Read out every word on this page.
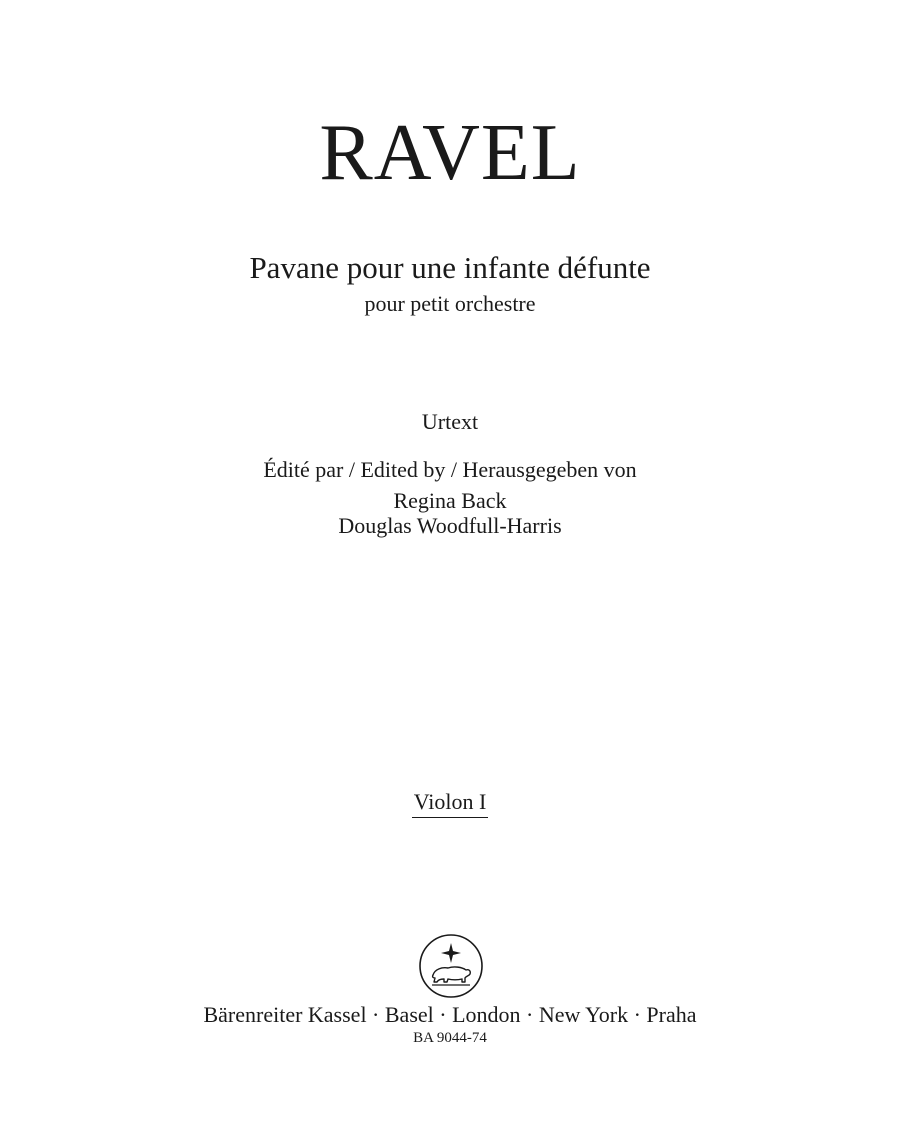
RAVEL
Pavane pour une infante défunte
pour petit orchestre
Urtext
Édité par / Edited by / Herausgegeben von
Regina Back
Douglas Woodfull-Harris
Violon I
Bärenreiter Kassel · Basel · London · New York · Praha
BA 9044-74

==

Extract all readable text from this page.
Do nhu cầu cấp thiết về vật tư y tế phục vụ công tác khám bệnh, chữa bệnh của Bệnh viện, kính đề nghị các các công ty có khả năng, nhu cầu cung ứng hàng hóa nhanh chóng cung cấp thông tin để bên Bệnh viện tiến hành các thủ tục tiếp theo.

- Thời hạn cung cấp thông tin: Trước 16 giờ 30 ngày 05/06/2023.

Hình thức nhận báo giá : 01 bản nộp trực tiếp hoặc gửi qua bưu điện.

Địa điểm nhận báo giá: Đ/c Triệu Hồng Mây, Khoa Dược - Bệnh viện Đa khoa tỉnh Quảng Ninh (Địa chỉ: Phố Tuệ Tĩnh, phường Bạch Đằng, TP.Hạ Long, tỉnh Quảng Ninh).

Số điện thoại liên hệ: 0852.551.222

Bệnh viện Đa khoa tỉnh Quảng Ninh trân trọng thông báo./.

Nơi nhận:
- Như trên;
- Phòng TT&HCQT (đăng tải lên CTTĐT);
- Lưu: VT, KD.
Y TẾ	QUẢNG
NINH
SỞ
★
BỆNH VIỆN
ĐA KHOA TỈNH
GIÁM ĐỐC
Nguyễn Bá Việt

---

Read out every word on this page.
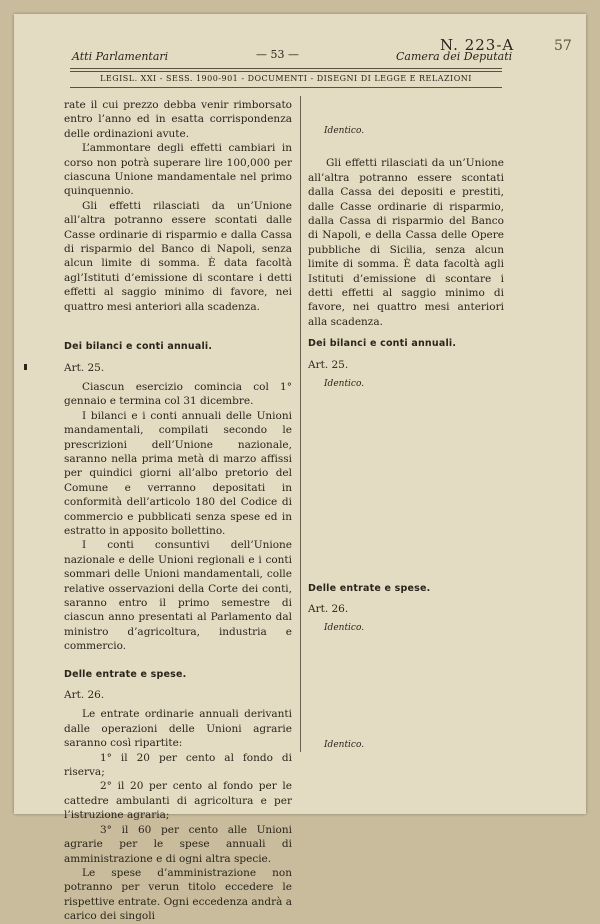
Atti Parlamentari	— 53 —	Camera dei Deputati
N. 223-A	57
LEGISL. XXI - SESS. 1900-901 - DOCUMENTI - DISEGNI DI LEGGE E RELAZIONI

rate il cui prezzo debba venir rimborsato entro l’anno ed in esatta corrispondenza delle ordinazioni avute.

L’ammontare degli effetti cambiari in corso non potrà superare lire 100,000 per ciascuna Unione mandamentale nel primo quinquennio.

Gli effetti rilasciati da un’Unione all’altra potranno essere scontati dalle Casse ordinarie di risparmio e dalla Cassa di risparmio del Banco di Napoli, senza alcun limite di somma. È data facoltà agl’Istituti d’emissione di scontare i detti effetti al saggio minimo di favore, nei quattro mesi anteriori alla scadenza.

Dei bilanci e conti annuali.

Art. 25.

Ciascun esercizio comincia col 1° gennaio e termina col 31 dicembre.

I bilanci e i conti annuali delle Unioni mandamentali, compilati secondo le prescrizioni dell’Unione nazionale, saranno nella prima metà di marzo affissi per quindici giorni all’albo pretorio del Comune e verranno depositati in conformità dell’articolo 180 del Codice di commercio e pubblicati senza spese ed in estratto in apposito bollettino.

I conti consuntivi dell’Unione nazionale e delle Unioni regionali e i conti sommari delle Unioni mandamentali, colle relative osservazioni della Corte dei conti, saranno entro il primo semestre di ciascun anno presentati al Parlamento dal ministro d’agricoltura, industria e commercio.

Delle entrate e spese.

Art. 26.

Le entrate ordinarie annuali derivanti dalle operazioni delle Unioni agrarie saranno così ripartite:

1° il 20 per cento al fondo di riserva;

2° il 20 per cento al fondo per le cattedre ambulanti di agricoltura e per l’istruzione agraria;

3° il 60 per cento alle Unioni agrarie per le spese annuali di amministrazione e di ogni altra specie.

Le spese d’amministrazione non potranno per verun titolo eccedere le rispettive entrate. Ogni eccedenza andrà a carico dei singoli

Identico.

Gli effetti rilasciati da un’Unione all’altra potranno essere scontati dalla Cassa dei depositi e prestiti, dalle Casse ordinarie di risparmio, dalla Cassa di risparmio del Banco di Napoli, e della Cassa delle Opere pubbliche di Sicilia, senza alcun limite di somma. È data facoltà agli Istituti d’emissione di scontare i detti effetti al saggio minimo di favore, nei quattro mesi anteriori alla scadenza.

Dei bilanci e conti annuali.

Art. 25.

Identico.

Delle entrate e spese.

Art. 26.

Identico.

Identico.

▸ What is being asked
Look through the entries and find each line that has the string "điện". Copy those lines.

▸ Answer to the exercise
Hình thức nhận báo giá : 01 bản nộp trực tiếp hoặc gửi qua bưu điện.
Số điện thoại liên hệ: 0852.551.222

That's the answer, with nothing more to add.